**Required work**
Where the records appear below, transcribe them exactly, leaving none out.

Source data:
....
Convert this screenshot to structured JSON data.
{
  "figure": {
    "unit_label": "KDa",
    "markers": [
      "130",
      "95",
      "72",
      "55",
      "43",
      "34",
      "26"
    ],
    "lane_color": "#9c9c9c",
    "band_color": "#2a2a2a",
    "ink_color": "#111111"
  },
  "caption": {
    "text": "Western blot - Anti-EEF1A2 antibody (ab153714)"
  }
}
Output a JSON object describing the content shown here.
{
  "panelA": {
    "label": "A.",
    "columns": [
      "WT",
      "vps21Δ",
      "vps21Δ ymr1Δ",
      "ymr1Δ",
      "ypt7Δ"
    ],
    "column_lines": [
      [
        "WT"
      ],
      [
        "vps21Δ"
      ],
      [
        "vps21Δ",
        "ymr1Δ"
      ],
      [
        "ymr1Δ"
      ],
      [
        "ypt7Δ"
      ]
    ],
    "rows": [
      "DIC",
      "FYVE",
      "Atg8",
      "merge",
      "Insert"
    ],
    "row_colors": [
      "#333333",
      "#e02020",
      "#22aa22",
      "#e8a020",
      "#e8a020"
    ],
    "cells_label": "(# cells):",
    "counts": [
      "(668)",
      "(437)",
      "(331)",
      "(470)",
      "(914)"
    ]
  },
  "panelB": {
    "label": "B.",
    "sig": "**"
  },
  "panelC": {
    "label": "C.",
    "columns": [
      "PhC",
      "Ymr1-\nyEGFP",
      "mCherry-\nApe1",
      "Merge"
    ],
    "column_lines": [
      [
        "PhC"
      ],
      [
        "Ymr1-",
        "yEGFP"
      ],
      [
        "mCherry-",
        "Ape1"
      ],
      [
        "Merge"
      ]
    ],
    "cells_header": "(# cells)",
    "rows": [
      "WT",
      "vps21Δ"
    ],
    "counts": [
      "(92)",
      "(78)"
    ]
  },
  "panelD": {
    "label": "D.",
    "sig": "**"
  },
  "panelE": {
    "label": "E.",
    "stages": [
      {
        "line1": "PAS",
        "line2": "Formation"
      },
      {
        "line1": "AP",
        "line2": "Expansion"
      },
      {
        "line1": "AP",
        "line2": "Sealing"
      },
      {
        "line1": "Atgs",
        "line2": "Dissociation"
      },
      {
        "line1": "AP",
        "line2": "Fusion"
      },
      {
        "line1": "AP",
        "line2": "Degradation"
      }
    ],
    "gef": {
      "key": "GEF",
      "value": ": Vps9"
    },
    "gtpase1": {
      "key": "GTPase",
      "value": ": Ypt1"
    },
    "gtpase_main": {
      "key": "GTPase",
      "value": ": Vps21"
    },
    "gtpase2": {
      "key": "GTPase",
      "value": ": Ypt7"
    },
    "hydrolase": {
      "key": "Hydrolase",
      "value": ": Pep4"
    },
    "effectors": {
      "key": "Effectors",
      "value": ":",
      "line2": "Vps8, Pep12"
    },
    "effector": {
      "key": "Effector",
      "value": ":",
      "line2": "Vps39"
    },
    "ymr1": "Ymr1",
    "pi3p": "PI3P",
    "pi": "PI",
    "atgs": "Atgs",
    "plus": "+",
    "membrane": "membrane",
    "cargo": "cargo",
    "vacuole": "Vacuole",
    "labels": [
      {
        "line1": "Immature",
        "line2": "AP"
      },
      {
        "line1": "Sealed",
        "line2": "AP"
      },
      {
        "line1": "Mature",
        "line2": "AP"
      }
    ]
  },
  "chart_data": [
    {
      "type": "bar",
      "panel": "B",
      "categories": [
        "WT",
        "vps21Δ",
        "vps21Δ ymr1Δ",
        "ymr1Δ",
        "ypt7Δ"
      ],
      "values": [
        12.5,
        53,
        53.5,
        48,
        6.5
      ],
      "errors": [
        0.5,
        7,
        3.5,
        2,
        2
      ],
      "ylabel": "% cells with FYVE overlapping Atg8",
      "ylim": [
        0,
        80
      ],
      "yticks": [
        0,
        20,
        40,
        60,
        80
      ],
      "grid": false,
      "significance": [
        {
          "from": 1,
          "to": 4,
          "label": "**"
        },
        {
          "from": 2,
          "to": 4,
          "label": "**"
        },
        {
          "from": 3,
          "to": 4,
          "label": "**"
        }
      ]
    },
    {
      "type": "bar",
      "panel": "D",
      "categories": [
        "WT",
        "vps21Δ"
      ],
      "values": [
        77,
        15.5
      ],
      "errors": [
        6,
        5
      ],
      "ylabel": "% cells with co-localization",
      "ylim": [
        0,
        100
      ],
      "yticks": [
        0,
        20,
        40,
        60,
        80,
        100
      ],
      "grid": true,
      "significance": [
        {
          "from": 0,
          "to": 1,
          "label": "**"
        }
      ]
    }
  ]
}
....
**Task answer**
Convert this screenshot to structured JSON data.
{
  "figure": {
    "unit_label": "KDa",
    "markers": [
      "130",
      "95",
      "72",
      "55",
      "43",
      "34",
      "26"
    ],
    "lane_color": "#9c9c9c",
    "band_color": "#2a2a2a",
    "ink_color": "#111111"
  },
  "caption": {
    "text": "Western blot - Anti-EEF1A2 antibody (ab153714)"
  }
}
Output a JSON object describing the content shown here.
{
  "panelA": {
    "label": "A.",
    "columns": [
      "WT",
      "vps21Δ",
      "vps21Δ ymr1Δ",
      "ymr1Δ",
      "ypt7Δ"
    ],
    "column_lines": [
      [
        "WT"
      ],
      [
        "vps21Δ"
      ],
      [
        "vps21Δ",
        "ymr1Δ"
      ],
      [
        "ymr1Δ"
      ],
      [
        "ypt7Δ"
      ]
    ],
    "rows": [
      "DIC",
      "FYVE",
      "Atg8",
      "merge",
      "Insert"
    ],
    "row_colors": [
      "#333333",
      "#e02020",
      "#22aa22",
      "#e8a020",
      "#e8a020"
    ],
    "cells_label": "(# cells):",
    "counts": [
      "(668)",
      "(437)",
      "(331)",
      "(470)",
      "(914)"
    ]
  },
  "panelB": {
    "label": "B.",
    "sig": "**"
  },
  "panelC": {
    "label": "C.",
    "columns": [
      "PhC",
      "Ymr1-\nyEGFP",
      "mCherry-\nApe1",
      "Merge"
    ],
    "column_lines": [
      [
        "PhC"
      ],
      [
        "Ymr1-",
        "yEGFP"
      ],
      [
        "mCherry-",
        "Ape1"
      ],
      [
        "Merge"
      ]
    ],
    "cells_header": "(# cells)",
    "rows": [
      "WT",
      "vps21Δ"
    ],
    "counts": [
      "(92)",
      "(78)"
    ]
  },
  "panelD": {
    "label": "D.",
    "sig": "**"
  },
  "panelE": {
    "label": "E.",
    "stages": [
      {
        "line1": "PAS",
        "line2": "Formation"
      },
      {
        "line1": "AP",
        "line2": "Expansion"
      },
      {
        "line1": "AP",
        "line2": "Sealing"
      },
      {
        "line1": "Atgs",
        "line2": "Dissociation"
      },
      {
        "line1": "AP",
        "line2": "Fusion"
      },
      {
        "line1": "AP",
        "line2": "Degradation"
      }
    ],
    "gef": {
      "key": "GEF",
      "value": ": Vps9"
    },
    "gtpase1": {
      "key": "GTPase",
      "value": ": Ypt1"
    },
    "gtpase_main": {
      "key": "GTPase",
      "value": ": Vps21"
    },
    "gtpase2": {
      "key": "GTPase",
      "value": ": Ypt7"
    },
    "hydrolase": {
      "key": "Hydrolase",
      "value": ": Pep4"
    },
    "effectors": {
      "key": "Effectors",
      "value": ":",
      "line2": "Vps8, Pep12"
    },
    "effector": {
      "key": "Effector",
      "value": ":",
      "line2": "Vps39"
    },
    "ymr1": "Ymr1",
    "pi3p": "PI3P",
    "pi": "PI",
    "atgs": "Atgs",
    "plus": "+",
    "membrane": "membrane",
    "cargo": "cargo",
    "vacuole": "Vacuole",
    "labels": [
      {
        "line1": "Immature",
        "line2": "AP"
      },
      {
        "line1": "Sealed",
        "line2": "AP"
      },
      {
        "line1": "Mature",
        "line2": "AP"
      }
    ]
  },
  "chart_data": [
    {
      "type": "bar",
      "panel": "B",
      "categories": [
        "WT",
        "vps21Δ",
        "vps21Δ ymr1Δ",
        "ymr1Δ",
        "ypt7Δ"
      ],
      "values": [
        12.5,
        53,
        53.5,
        48,
        6.5
      ],
      "errors": [
        0.5,
        7,
        3.5,
        2,
        2
      ],
      "ylabel": "% cells with FYVE overlapping Atg8",
      "ylim": [
        0,
        80
      ],
      "yticks": [
        0,
        20,
        40,
        60,
        80
      ],
      "grid": false,
      "significance": [
        {
          "from": 1,
          "to": 4,
          "label": "**"
        },
        {
          "from": 2,
          "to": 4,
          "label": "**"
        },
        {
          "from": 3,
          "to": 4,
          "label": "**"
        }
      ]
    },
    {
      "type": "bar",
      "panel": "D",
      "categories": [
        "WT",
        "vps21Δ"
      ],
      "values": [
        77,
        15.5
      ],
      "errors": [
        6,
        5
      ],
      "ylabel": "% cells with co-localization",
      "ylim": [
        0,
        100
      ],
      "yticks": [
        0,
        20,
        40,
        60,
        80,
        100
      ],
      "grid": true,
      "significance": [
        {
          "from": 0,
          "to": 1,
          "label": "**"
        }
      ]
    }
  ]
}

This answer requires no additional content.